## INPUT MATERIAL

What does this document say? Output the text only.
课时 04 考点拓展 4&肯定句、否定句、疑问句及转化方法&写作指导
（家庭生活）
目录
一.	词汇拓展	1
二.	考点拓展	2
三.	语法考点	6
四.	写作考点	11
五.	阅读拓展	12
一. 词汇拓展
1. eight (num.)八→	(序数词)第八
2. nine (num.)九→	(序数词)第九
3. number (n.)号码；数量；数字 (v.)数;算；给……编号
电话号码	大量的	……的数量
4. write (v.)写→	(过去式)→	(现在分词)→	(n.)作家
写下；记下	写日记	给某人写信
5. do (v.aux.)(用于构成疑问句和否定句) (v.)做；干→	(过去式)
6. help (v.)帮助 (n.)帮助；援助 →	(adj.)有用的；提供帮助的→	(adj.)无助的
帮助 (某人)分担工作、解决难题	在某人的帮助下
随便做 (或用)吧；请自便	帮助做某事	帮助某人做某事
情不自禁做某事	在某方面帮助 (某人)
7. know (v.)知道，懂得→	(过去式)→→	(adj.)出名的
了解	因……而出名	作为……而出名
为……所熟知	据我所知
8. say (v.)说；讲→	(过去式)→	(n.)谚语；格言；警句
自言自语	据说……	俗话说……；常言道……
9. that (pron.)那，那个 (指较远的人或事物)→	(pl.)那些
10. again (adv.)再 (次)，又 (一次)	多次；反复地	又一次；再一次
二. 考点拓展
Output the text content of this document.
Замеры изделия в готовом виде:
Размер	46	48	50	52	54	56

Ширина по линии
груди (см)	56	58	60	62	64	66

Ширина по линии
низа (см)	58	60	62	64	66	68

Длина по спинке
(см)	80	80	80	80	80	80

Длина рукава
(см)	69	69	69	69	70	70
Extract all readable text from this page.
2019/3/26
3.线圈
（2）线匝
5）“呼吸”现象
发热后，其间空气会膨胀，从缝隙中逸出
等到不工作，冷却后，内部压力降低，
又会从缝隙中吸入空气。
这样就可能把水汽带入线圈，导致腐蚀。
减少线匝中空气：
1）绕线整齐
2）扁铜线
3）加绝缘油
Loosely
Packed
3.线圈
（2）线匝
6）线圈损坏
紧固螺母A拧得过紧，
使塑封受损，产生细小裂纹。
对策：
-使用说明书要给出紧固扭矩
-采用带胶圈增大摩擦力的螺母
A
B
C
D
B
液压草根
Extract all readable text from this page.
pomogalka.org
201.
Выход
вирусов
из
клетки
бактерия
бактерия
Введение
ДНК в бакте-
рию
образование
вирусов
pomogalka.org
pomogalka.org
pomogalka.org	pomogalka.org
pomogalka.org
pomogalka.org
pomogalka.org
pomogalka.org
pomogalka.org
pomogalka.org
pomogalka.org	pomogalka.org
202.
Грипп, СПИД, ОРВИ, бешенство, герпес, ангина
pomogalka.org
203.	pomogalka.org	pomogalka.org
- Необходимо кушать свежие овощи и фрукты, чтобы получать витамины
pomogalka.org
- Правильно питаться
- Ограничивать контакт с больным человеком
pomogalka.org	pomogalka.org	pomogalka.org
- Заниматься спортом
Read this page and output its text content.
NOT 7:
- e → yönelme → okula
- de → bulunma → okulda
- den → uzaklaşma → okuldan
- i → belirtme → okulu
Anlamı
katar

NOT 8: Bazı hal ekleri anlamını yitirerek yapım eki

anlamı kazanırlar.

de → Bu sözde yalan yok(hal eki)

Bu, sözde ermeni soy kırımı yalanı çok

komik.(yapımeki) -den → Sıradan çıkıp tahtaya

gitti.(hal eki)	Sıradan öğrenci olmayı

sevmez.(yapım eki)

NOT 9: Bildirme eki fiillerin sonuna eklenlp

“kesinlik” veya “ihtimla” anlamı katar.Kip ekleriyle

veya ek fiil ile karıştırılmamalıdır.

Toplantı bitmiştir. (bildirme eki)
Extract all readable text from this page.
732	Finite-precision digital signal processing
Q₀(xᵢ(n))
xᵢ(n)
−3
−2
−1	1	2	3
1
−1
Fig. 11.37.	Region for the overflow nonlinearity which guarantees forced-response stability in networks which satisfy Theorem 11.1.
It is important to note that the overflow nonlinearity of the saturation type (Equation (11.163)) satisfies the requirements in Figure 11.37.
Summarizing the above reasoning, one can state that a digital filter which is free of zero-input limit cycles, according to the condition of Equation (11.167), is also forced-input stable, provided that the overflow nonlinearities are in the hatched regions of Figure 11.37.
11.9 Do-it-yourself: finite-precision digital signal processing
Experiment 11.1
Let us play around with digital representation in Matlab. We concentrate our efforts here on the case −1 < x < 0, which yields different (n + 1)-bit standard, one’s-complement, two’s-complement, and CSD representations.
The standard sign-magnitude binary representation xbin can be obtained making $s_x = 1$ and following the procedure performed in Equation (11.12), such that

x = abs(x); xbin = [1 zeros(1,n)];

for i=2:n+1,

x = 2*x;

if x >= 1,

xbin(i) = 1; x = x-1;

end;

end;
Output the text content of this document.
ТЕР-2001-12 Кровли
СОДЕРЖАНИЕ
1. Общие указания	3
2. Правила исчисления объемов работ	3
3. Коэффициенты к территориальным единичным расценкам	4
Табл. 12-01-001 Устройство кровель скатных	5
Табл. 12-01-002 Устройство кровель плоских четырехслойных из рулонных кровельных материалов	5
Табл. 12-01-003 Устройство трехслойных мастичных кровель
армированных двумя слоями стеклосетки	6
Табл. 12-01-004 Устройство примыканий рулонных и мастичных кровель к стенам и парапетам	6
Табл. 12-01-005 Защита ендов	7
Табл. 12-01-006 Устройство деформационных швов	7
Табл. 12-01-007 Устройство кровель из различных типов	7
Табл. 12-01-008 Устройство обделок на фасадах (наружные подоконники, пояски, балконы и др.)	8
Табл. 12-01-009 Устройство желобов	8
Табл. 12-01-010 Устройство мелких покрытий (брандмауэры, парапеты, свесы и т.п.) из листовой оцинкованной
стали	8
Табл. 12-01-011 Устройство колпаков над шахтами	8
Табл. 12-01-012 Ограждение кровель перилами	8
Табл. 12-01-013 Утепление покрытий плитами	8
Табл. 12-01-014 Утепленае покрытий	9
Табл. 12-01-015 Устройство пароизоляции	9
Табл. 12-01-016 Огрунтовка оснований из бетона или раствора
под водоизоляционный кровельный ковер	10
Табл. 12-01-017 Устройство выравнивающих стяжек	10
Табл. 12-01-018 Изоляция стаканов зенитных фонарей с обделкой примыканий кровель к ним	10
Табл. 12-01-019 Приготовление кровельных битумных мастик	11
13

## WORK TO DO
Your task is to retype all the records above with nothing left out.

## EXERCISE SOLUTION
What does this document say? Output the text only.
课时 04 考点拓展 4&肯定句、否定句、疑问句及转化方法&写作指导
（家庭生活）
目录
一.	词汇拓展	1
二.	考点拓展	2
三.	语法考点	6
四.	写作考点	11
五.	阅读拓展	12
一. 词汇拓展
1. eight (num.)八→	(序数词)第八
2. nine (num.)九→	(序数词)第九
3. number (n.)号码；数量；数字 (v.)数;算；给……编号
电话号码	大量的	……的数量
4. write (v.)写→	(过去式)→	(现在分词)→	(n.)作家
写下；记下	写日记	给某人写信
5. do (v.aux.)(用于构成疑问句和否定句) (v.)做；干→	(过去式)
6. help (v.)帮助 (n.)帮助；援助 →	(adj.)有用的；提供帮助的→	(adj.)无助的
帮助 (某人)分担工作、解决难题	在某人的帮助下
随便做 (或用)吧；请自便	帮助做某事	帮助某人做某事
情不自禁做某事	在某方面帮助 (某人)
7. know (v.)知道，懂得→	(过去式)→→	(adj.)出名的
了解	因……而出名	作为……而出名
为……所熟知	据我所知
8. say (v.)说；讲→	(过去式)→	(n.)谚语；格言；警句
自言自语	据说……	俗话说……；常言道……
9. that (pron.)那，那个 (指较远的人或事物)→	(pl.)那些
10. again (adv.)再 (次)，又 (一次)	多次；反复地	又一次；再一次
二. 考点拓展
Output the text content of this document.
Замеры изделия в готовом виде:
Размер	46	48	50	52	54	56

Ширина по линии
груди (см)	56	58	60	62	64	66

Ширина по линии
низа (см)	58	60	62	64	66	68

Длина по спинке
(см)	80	80	80	80	80	80

Длина рукава
(см)	69	69	69	69	70	70
Extract all readable text from this page.
2019/3/26
3.线圈
（2）线匝
5）“呼吸”现象
发热后，其间空气会膨胀，从缝隙中逸出
等到不工作，冷却后，内部压力降低，
又会从缝隙中吸入空气。
这样就可能把水汽带入线圈，导致腐蚀。
减少线匝中空气：
1）绕线整齐
2）扁铜线
3）加绝缘油
Loosely
Packed
3.线圈
（2）线匝
6）线圈损坏
紧固螺母A拧得过紧，
使塑封受损，产生细小裂纹。
对策：
-使用说明书要给出紧固扭矩
-采用带胶圈增大摩擦力的螺母
A
B
C
D
B
液压草根
Extract all readable text from this page.
pomogalka.org
201.
Выход
вирусов
из
клетки
бактерия
бактерия
Введение
ДНК в бакте-
рию
образование
вирусов
pomogalka.org
pomogalka.org
pomogalka.org	pomogalka.org
pomogalka.org
pomogalka.org
pomogalka.org
pomogalka.org
pomogalka.org
pomogalka.org
pomogalka.org	pomogalka.org
202.
Грипп, СПИД, ОРВИ, бешенство, герпес, ангина
pomogalka.org
203.	pomogalka.org	pomogalka.org
- Необходимо кушать свежие овощи и фрукты, чтобы получать витамины
pomogalka.org
- Правильно питаться
- Ограничивать контакт с больным человеком
pomogalka.org	pomogalka.org	pomogalka.org
- Заниматься спортом
Read this page and output its text content.
NOT 7:
- e → yönelme → okula
- de → bulunma → okulda
- den → uzaklaşma → okuldan
- i → belirtme → okulu
Anlamı
katar

NOT 8: Bazı hal ekleri anlamını yitirerek yapım eki

anlamı kazanırlar.

de → Bu sözde yalan yok(hal eki)

Bu, sözde ermeni soy kırımı yalanı çok

komik.(yapımeki) -den → Sıradan çıkıp tahtaya

gitti.(hal eki)	Sıradan öğrenci olmayı

sevmez.(yapım eki)

NOT 9: Bildirme eki fiillerin sonuna eklenlp

“kesinlik” veya “ihtimla” anlamı katar.Kip ekleriyle

veya ek fiil ile karıştırılmamalıdır.

Toplantı bitmiştir. (bildirme eki)
Extract all readable text from this page.
732	Finite-precision digital signal processing
Q₀(xᵢ(n))
xᵢ(n)
−3
−2
−1	1	2	3
1
−1
Fig. 11.37.	Region for the overflow nonlinearity which guarantees forced-response stability in networks which satisfy Theorem 11.1.
It is important to note that the overflow nonlinearity of the saturation type (Equation (11.163)) satisfies the requirements in Figure 11.37.
Summarizing the above reasoning, one can state that a digital filter which is free of zero-input limit cycles, according to the condition of Equation (11.167), is also forced-input stable, provided that the overflow nonlinearities are in the hatched regions of Figure 11.37.
11.9 Do-it-yourself: finite-precision digital signal processing
Experiment 11.1
Let us play around with digital representation in Matlab. We concentrate our efforts here on the case −1 < x < 0, which yields different (n + 1)-bit standard, one’s-complement, two’s-complement, and CSD representations.
The standard sign-magnitude binary representation xbin can be obtained making $s_x = 1$ and following the procedure performed in Equation (11.12), such that

x = abs(x); xbin = [1 zeros(1,n)];

for i=2:n+1,

x = 2*x;

if x >= 1,

xbin(i) = 1; x = x-1;

end;

end;
Output the text content of this document.
ТЕР-2001-12 Кровли
СОДЕРЖАНИЕ
1. Общие указания	3
2. Правила исчисления объемов работ	3
3. Коэффициенты к территориальным единичным расценкам	4
Табл. 12-01-001 Устройство кровель скатных	5
Табл. 12-01-002 Устройство кровель плоских четырехслойных из рулонных кровельных материалов	5
Табл. 12-01-003 Устройство трехслойных мастичных кровель
армированных двумя слоями стеклосетки	6
Табл. 12-01-004 Устройство примыканий рулонных и мастичных кровель к стенам и парапетам	6
Табл. 12-01-005 Защита ендов	7
Табл. 12-01-006 Устройство деформационных швов	7
Табл. 12-01-007 Устройство кровель из различных типов	7
Табл. 12-01-008 Устройство обделок на фасадах (наружные подоконники, пояски, балконы и др.)	8
Табл. 12-01-009 Устройство желобов	8
Табл. 12-01-010 Устройство мелких покрытий (брандмауэры, парапеты, свесы и т.п.) из листовой оцинкованной
стали	8
Табл. 12-01-011 Устройство колпаков над шахтами	8
Табл. 12-01-012 Ограждение кровель перилами	8
Табл. 12-01-013 Утепление покрытий плитами	8
Табл. 12-01-014 Утепленае покрытий	9
Табл. 12-01-015 Устройство пароизоляции	9
Табл. 12-01-016 Огрунтовка оснований из бетона или раствора
под водоизоляционный кровельный ковер	10
Табл. 12-01-017 Устройство выравнивающих стяжек	10
Табл. 12-01-018 Изоляция стаканов зенитных фонарей с обделкой примыканий кровель к ним	10
Табл. 12-01-019 Приготовление кровельных битумных мастик	11
13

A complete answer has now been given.